[Saved entries]
□ □ □ □ □
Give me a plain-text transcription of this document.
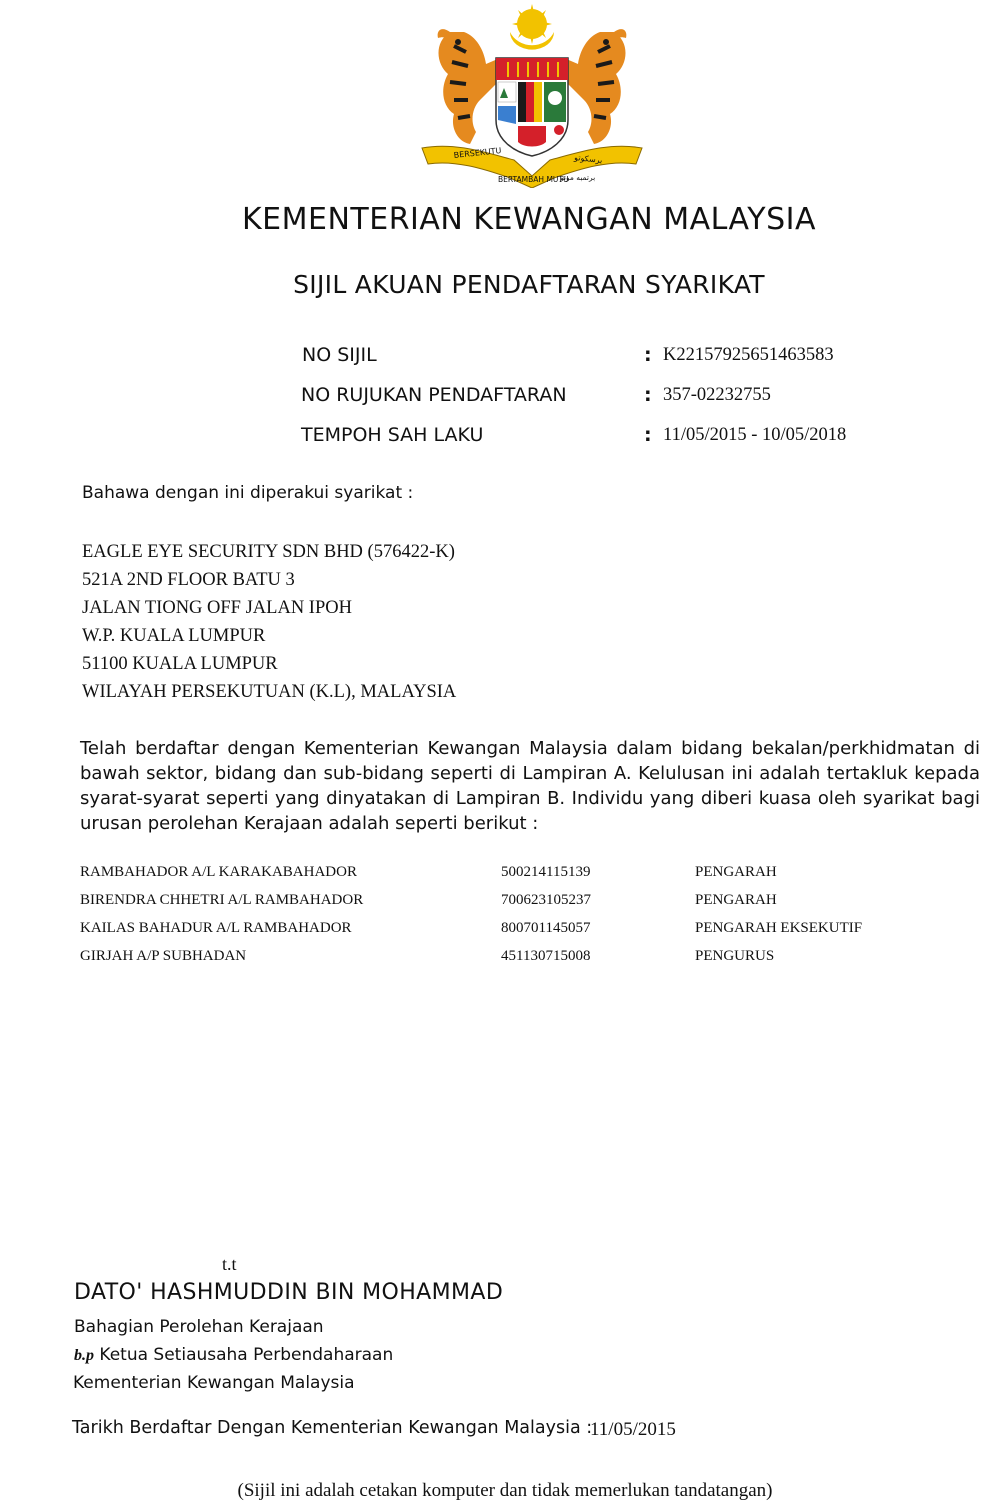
BERSEKUTU
BERTAMBAH MUTU
برسکوتو
برتمبه موتو
KEMENTERIAN KEWANGAN MALAYSIA
SIJIL AKUAN PENDAFTARAN SYARIKAT
NO SIJIL	: K22157925651463583
NO RUJUKAN PENDAFTARAN	: 357-02232755
TEMPOH SAH LAKU	: 11/05/2015 - 10/05/2018
Bahawa dengan ini diperakui syarikat :
EAGLE EYE SECURITY SDN BHD (576422-K)
521A 2ND FLOOR BATU 3
JALAN TIONG OFF JALAN IPOH
W.P. KUALA LUMPUR
51100 KUALA LUMPUR
WILAYAH PERSEKUTUAN (K.L), MALAYSIA
Telah berdaftar dengan Kementerian Kewangan Malaysia dalam bidang bekalan/perkhidmatan di bawah sektor, bidang dan sub-bidang seperti di Lampiran A. Kelulusan ini adalah tertakluk kepada syarat-syarat seperti yang dinyatakan di Lampiran B. Individu yang diberi kuasa oleh syarikat bagi urusan perolehan Kerajaan adalah seperti berikut :
RAMBAHADOR A/L KARAKABAHADOR	500214115139	PENGARAH
BIRENDRA CHHETRI A/L RAMBAHADOR	700623105237	PENGARAH
KAILAS BAHADUR A/L RAMBAHADOR	800701145057	PENGARAH EKSEKUTIF
GIRJAH A/P SUBHADAN	451130715008	PENGURUS
t.t
DATO' HASHMUDDIN BIN MOHAMMAD
Bahagian Perolehan Kerajaan
b.p Ketua Setiausaha Perbendaharaan
Kementerian Kewangan Malaysia
Tarikh Berdaftar Dengan Kementerian Kewangan Malaysia :
11/05/2015
(Sijil ini adalah cetakan komputer dan tidak memerlukan tandatangan)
□ □ □ □ □
* STATED TASK: Copy every line of the entries above in which "PENGARAH" occurs.

* THE COMPLETED TASK:
RAMBAHADOR A/L KARAKABAHADOR	500214115139	PENGARAH
BIRENDRA CHHETRI A/L RAMBAHADOR	700623105237	PENGARAH
KAILAS BAHADUR A/L RAMBAHADOR	800701145057	PENGARAH EKSEKUTIF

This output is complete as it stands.